- **Provided information**
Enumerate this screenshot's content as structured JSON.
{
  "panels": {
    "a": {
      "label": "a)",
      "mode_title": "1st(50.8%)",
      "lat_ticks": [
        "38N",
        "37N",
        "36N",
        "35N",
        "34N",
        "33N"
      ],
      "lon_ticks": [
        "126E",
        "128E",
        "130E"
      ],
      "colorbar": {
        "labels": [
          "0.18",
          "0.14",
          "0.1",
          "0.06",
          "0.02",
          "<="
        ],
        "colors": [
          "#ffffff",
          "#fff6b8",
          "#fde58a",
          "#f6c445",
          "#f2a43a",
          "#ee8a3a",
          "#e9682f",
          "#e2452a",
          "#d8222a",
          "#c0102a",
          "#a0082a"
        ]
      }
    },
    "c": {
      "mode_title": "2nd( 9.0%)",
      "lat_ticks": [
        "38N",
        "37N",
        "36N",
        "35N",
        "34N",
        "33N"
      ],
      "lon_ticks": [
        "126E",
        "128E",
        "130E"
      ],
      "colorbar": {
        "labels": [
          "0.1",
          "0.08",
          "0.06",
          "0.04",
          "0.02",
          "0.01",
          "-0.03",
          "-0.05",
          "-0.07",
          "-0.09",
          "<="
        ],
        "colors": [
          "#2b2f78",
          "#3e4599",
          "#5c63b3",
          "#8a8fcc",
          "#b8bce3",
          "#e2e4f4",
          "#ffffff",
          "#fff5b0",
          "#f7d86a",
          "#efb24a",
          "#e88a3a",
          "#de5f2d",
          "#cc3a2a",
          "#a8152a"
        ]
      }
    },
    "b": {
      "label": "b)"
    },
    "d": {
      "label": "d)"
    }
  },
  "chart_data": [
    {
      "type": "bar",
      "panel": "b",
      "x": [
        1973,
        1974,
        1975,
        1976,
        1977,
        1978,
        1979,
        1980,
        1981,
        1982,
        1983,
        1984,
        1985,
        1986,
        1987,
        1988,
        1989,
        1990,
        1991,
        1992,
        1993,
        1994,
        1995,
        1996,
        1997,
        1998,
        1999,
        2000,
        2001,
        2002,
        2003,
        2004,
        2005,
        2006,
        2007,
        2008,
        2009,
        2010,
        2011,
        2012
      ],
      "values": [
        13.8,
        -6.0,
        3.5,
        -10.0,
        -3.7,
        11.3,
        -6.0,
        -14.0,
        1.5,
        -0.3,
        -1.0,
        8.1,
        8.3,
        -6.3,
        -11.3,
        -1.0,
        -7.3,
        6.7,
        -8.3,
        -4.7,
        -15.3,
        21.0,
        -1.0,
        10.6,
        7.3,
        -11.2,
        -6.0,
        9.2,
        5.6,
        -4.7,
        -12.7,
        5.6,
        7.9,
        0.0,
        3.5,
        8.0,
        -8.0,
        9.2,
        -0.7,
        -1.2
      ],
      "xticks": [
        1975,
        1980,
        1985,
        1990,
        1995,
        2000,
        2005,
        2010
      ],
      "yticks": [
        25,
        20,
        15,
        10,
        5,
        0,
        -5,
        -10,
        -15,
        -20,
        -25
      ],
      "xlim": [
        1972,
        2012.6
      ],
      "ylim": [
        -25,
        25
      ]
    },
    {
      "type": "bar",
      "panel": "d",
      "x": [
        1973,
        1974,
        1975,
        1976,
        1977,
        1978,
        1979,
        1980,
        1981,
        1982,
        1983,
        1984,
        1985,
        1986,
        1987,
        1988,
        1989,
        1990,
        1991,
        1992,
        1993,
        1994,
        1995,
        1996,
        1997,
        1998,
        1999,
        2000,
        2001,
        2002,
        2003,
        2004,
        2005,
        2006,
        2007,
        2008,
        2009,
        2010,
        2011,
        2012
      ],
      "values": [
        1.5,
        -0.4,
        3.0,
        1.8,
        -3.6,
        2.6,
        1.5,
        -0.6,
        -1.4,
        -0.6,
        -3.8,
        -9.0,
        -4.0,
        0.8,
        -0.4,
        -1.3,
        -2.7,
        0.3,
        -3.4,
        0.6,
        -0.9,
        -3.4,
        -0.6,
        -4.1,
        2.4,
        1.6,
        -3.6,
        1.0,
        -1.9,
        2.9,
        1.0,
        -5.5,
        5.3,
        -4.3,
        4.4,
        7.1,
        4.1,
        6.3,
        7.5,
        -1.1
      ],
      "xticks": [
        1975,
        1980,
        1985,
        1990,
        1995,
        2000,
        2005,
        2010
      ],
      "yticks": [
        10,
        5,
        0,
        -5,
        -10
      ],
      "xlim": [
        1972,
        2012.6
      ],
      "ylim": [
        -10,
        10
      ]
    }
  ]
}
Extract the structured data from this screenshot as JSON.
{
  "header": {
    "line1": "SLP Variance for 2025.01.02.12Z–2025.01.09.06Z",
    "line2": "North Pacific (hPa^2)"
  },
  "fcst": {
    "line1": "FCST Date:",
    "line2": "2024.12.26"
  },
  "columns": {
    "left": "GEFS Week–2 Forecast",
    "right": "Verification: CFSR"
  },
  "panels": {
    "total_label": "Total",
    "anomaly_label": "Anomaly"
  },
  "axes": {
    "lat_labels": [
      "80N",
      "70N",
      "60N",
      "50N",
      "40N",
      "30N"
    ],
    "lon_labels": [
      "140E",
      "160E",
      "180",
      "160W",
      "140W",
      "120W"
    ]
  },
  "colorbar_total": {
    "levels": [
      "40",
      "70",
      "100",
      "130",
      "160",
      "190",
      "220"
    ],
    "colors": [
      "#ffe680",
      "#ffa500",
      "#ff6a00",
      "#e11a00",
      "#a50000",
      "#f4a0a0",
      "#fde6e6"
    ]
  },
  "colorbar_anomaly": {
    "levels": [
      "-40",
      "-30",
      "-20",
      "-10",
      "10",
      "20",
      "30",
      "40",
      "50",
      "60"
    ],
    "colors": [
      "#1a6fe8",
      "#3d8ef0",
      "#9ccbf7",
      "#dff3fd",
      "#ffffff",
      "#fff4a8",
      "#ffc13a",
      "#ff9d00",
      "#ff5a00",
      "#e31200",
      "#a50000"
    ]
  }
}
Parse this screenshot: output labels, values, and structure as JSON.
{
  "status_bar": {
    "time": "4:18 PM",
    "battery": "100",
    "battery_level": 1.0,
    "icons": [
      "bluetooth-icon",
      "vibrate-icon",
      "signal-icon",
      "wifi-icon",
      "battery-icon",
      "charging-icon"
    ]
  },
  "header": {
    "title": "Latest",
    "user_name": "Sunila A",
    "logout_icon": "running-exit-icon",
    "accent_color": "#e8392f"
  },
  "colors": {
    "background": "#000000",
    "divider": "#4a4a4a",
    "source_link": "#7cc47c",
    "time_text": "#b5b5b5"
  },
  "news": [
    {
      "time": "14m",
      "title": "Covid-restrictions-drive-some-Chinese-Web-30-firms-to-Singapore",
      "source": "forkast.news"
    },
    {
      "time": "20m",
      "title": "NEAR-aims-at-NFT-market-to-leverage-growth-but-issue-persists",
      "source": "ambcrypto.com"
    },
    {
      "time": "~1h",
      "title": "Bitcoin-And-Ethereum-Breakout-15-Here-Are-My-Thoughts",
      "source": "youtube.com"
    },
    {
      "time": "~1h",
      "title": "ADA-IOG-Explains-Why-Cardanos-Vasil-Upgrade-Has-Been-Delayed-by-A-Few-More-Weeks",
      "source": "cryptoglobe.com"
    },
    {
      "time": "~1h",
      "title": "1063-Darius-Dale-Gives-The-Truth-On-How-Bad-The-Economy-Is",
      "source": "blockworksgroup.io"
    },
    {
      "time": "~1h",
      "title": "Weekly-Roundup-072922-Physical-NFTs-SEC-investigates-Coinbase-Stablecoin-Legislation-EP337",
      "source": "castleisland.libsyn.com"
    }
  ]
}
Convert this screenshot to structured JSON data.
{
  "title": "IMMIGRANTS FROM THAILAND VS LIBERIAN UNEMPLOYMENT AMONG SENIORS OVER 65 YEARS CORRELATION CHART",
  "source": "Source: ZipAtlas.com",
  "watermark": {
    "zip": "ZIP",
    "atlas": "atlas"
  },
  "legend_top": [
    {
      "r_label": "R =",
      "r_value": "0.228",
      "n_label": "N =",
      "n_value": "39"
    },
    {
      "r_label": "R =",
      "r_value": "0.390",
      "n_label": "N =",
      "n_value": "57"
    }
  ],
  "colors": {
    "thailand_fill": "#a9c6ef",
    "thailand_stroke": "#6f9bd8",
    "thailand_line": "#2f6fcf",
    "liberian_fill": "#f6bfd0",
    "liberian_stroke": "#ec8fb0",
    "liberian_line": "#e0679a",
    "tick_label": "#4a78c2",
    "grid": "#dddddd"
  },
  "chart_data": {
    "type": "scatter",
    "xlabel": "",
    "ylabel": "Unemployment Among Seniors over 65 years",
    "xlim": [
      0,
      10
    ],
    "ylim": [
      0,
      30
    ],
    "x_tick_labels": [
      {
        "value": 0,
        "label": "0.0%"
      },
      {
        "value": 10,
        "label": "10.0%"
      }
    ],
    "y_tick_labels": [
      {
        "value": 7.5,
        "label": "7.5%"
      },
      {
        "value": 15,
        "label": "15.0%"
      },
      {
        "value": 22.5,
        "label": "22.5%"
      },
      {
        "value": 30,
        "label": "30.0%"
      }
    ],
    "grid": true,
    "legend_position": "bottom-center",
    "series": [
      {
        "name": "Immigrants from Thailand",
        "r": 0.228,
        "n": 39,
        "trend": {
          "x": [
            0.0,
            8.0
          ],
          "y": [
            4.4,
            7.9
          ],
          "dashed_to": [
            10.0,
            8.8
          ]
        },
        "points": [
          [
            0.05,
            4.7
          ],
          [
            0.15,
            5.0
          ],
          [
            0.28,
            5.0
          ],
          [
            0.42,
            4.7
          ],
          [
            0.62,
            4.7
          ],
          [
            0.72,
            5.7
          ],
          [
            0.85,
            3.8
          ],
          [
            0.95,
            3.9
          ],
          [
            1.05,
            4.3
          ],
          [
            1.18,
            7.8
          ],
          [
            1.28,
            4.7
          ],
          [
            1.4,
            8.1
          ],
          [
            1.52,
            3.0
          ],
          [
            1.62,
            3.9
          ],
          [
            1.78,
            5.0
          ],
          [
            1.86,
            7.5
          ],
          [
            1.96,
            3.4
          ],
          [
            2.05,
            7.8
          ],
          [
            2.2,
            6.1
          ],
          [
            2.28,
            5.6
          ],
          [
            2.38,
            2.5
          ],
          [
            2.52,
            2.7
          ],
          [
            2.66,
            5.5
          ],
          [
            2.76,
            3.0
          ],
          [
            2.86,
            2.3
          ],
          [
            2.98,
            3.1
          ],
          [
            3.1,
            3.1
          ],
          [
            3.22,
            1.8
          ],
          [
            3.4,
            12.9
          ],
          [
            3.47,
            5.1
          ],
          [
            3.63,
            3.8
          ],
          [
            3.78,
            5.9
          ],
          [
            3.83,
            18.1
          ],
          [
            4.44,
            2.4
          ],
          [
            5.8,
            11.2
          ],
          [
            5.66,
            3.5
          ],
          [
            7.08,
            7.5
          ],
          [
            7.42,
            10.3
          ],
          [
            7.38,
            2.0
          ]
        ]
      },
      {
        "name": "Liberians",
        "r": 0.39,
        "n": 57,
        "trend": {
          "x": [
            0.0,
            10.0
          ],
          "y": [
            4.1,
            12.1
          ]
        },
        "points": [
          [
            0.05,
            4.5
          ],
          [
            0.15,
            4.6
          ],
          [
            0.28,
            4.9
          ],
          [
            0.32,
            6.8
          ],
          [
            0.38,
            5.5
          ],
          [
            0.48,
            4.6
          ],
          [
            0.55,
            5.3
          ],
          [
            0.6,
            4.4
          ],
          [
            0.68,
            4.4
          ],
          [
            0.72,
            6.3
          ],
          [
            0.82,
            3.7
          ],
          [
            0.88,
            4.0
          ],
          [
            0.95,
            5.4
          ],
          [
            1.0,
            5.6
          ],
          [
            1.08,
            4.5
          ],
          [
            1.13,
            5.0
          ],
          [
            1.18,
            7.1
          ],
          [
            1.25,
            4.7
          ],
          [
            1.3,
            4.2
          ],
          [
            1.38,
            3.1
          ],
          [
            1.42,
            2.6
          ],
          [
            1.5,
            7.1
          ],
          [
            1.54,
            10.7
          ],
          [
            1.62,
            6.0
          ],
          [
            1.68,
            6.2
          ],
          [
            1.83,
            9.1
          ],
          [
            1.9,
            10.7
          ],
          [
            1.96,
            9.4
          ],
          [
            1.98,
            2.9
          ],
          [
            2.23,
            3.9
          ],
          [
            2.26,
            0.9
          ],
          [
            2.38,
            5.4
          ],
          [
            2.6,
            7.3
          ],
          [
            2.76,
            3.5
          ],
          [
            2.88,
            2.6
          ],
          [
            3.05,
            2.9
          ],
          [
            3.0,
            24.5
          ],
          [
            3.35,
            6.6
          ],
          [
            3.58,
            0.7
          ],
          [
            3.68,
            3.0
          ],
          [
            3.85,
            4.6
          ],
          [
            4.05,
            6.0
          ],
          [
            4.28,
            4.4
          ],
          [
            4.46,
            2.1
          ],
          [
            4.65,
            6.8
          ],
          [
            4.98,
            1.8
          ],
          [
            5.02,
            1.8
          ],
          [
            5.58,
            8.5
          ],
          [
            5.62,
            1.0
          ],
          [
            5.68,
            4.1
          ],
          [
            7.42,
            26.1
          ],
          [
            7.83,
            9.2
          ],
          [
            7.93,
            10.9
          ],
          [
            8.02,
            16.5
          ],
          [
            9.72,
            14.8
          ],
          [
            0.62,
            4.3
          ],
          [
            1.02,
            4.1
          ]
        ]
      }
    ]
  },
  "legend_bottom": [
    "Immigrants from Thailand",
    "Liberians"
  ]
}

- **The problem**
Of the lines above, how many contain the word "screenshot"? Provide the number and nothing else.

- **Response to this exercise**
4